--- GIVEN EXERCISE ---
Repeat each line word for word.

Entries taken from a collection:
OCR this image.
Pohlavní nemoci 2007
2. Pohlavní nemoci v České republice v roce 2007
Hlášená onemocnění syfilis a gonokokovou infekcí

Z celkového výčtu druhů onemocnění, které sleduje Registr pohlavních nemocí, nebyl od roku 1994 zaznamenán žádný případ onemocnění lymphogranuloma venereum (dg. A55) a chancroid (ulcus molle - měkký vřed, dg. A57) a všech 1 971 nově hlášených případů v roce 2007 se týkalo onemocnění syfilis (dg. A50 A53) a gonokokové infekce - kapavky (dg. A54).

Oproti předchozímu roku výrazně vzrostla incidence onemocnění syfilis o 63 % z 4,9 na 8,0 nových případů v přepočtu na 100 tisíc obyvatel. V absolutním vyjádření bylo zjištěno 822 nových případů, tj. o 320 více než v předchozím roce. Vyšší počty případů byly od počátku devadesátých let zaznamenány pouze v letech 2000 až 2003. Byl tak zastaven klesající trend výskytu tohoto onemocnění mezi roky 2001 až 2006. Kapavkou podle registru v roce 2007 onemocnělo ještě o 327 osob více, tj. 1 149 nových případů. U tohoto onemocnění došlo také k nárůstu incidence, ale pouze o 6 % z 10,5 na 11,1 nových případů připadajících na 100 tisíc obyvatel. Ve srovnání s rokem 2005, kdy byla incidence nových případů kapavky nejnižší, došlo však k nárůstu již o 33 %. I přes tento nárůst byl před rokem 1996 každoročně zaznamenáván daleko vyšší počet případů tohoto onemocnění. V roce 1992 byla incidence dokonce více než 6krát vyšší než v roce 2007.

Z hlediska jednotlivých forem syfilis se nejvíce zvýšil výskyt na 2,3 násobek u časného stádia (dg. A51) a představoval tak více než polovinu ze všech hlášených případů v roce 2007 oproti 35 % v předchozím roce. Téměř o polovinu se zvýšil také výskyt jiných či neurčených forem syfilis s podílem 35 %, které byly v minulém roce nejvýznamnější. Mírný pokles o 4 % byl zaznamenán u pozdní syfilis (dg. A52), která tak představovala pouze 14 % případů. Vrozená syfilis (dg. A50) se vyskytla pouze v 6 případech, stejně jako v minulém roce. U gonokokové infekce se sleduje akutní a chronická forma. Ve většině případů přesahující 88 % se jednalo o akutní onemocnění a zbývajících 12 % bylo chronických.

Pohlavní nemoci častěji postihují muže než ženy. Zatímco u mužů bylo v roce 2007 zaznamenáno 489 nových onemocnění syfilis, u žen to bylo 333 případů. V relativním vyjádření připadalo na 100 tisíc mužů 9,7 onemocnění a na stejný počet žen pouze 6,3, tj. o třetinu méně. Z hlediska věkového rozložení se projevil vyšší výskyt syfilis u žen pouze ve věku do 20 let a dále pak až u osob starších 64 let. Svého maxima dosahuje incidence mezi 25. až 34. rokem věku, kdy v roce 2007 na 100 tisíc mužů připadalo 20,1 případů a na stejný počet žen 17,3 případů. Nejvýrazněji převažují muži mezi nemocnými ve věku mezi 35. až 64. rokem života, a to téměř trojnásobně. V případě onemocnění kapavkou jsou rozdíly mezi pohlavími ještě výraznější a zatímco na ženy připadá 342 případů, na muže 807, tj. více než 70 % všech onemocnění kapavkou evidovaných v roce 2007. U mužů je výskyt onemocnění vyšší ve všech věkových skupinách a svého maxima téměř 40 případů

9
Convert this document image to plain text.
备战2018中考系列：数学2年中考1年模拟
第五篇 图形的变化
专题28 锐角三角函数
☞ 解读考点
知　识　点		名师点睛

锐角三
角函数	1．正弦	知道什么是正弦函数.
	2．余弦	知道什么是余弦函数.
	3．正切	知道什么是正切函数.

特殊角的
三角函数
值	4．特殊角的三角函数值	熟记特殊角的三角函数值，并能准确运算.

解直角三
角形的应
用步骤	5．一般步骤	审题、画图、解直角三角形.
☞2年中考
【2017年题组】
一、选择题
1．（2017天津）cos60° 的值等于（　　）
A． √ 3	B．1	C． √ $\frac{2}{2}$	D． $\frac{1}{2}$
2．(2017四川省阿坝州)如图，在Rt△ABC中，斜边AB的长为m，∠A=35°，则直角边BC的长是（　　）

--- WRITTEN ANSWER ---
OCR this image.
Pohlavní nemoci 2007
2. Pohlavní nemoci v České republice v roce 2007
Hlášená onemocnění syfilis a gonokokovou infekcí

Z celkového výčtu druhů onemocnění, které sleduje Registr pohlavních nemocí, nebyl od roku 1994 zaznamenán žádný případ onemocnění lymphogranuloma venereum (dg. A55) a chancroid (ulcus molle - měkký vřed, dg. A57) a všech 1 971 nově hlášených případů v roce 2007 se týkalo onemocnění syfilis (dg. A50 A53) a gonokokové infekce - kapavky (dg. A54).

Oproti předchozímu roku výrazně vzrostla incidence onemocnění syfilis o 63 % z 4,9 na 8,0 nových případů v přepočtu na 100 tisíc obyvatel. V absolutním vyjádření bylo zjištěno 822 nových případů, tj. o 320 více než v předchozím roce. Vyšší počty případů byly od počátku devadesátých let zaznamenány pouze v letech 2000 až 2003. Byl tak zastaven klesající trend výskytu tohoto onemocnění mezi roky 2001 až 2006. Kapavkou podle registru v roce 2007 onemocnělo ještě o 327 osob více, tj. 1 149 nových případů. U tohoto onemocnění došlo také k nárůstu incidence, ale pouze o 6 % z 10,5 na 11,1 nových případů připadajících na 100 tisíc obyvatel. Ve srovnání s rokem 2005, kdy byla incidence nových případů kapavky nejnižší, došlo však k nárůstu již o 33 %. I přes tento nárůst byl před rokem 1996 každoročně zaznamenáván daleko vyšší počet případů tohoto onemocnění. V roce 1992 byla incidence dokonce více než 6krát vyšší než v roce 2007.

Z hlediska jednotlivých forem syfilis se nejvíce zvýšil výskyt na 2,3 násobek u časného stádia (dg. A51) a představoval tak více než polovinu ze všech hlášených případů v roce 2007 oproti 35 % v předchozím roce. Téměř o polovinu se zvýšil také výskyt jiných či neurčených forem syfilis s podílem 35 %, které byly v minulém roce nejvýznamnější. Mírný pokles o 4 % byl zaznamenán u pozdní syfilis (dg. A52), která tak představovala pouze 14 % případů. Vrozená syfilis (dg. A50) se vyskytla pouze v 6 případech, stejně jako v minulém roce. U gonokokové infekce se sleduje akutní a chronická forma. Ve většině případů přesahující 88 % se jednalo o akutní onemocnění a zbývajících 12 % bylo chronických.

Pohlavní nemoci častěji postihují muže než ženy. Zatímco u mužů bylo v roce 2007 zaznamenáno 489 nových onemocnění syfilis, u žen to bylo 333 případů. V relativním vyjádření připadalo na 100 tisíc mužů 9,7 onemocnění a na stejný počet žen pouze 6,3, tj. o třetinu méně. Z hlediska věkového rozložení se projevil vyšší výskyt syfilis u žen pouze ve věku do 20 let a dále pak až u osob starších 64 let. Svého maxima dosahuje incidence mezi 25. až 34. rokem věku, kdy v roce 2007 na 100 tisíc mužů připadalo 20,1 případů a na stejný počet žen 17,3 případů. Nejvýrazněji převažují muži mezi nemocnými ve věku mezi 35. až 64. rokem života, a to téměř trojnásobně. V případě onemocnění kapavkou jsou rozdíly mezi pohlavími ještě výraznější a zatímco na ženy připadá 342 případů, na muže 807, tj. více než 70 % všech onemocnění kapavkou evidovaných v roce 2007. U mužů je výskyt onemocnění vyšší ve všech věkových skupinách a svého maxima téměř 40 případů

9
Convert this document image to plain text.
备战2018中考系列：数学2年中考1年模拟
第五篇 图形的变化
专题28 锐角三角函数
☞ 解读考点
知　识　点		名师点睛

锐角三
角函数	1．正弦	知道什么是正弦函数.
	2．余弦	知道什么是余弦函数.
	3．正切	知道什么是正切函数.

特殊角的
三角函数
值	4．特殊角的三角函数值	熟记特殊角的三角函数值，并能准确运算.

解直角三
角形的应
用步骤	5．一般步骤	审题、画图、解直角三角形.
☞2年中考
【2017年题组】
一、选择题
1．（2017天津）cos60° 的值等于（　　）
A． √ 3	B．1	C． √ $\frac{2}{2}$	D． $\frac{1}{2}$
2．(2017四川省阿坝州)如图，在Rt△ABC中，斜边AB的长为m，∠A=35°，则直角边BC的长是（　　）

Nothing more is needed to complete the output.